■ **EXERCISE DIRECTIONS**: Retype the listing that follows, word for word.

■ **RECORDS TO USE**:
^^^^^^^^

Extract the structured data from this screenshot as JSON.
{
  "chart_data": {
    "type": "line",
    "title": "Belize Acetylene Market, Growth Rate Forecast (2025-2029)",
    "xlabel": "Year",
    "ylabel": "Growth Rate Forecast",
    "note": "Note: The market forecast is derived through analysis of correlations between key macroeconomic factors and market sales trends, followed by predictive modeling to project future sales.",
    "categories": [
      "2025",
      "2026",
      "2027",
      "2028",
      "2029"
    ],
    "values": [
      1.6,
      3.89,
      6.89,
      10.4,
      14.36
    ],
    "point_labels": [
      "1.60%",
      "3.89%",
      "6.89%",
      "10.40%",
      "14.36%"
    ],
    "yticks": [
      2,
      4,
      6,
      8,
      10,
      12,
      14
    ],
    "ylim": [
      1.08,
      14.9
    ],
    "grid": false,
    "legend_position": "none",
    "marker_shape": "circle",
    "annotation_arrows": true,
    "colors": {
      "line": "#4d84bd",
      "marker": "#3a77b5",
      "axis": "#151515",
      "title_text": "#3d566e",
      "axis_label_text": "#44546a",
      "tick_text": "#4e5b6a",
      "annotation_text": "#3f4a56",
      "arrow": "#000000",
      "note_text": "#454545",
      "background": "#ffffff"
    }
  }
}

^^^^^^^^

■ **THE RESPONSE**:
Extract the structured data from this screenshot as JSON.
{
  "chart_data": {
    "type": "line",
    "title": "Belize Acetylene Market, Growth Rate Forecast (2025-2029)",
    "xlabel": "Year",
    "ylabel": "Growth Rate Forecast",
    "note": "Note: The market forecast is derived through analysis of correlations between key macroeconomic factors and market sales trends, followed by predictive modeling to project future sales.",
    "categories": [
      "2025",
      "2026",
      "2027",
      "2028",
      "2029"
    ],
    "values": [
      1.6,
      3.89,
      6.89,
      10.4,
      14.36
    ],
    "point_labels": [
      "1.60%",
      "3.89%",
      "6.89%",
      "10.40%",
      "14.36%"
    ],
    "yticks": [
      2,
      4,
      6,
      8,
      10,
      12,
      14
    ],
    "ylim": [
      1.08,
      14.9
    ],
    "grid": false,
    "legend_position": "none",
    "marker_shape": "circle",
    "annotation_arrows": true,
    "colors": {
      "line": "#4d84bd",
      "marker": "#3a77b5",
      "axis": "#151515",
      "title_text": "#3d566e",
      "axis_label_text": "#44546a",
      "tick_text": "#4e5b6a",
      "annotation_text": "#3f4a56",
      "arrow": "#000000",
      "note_text": "#454545",
      "background": "#ffffff"
    }
  }
}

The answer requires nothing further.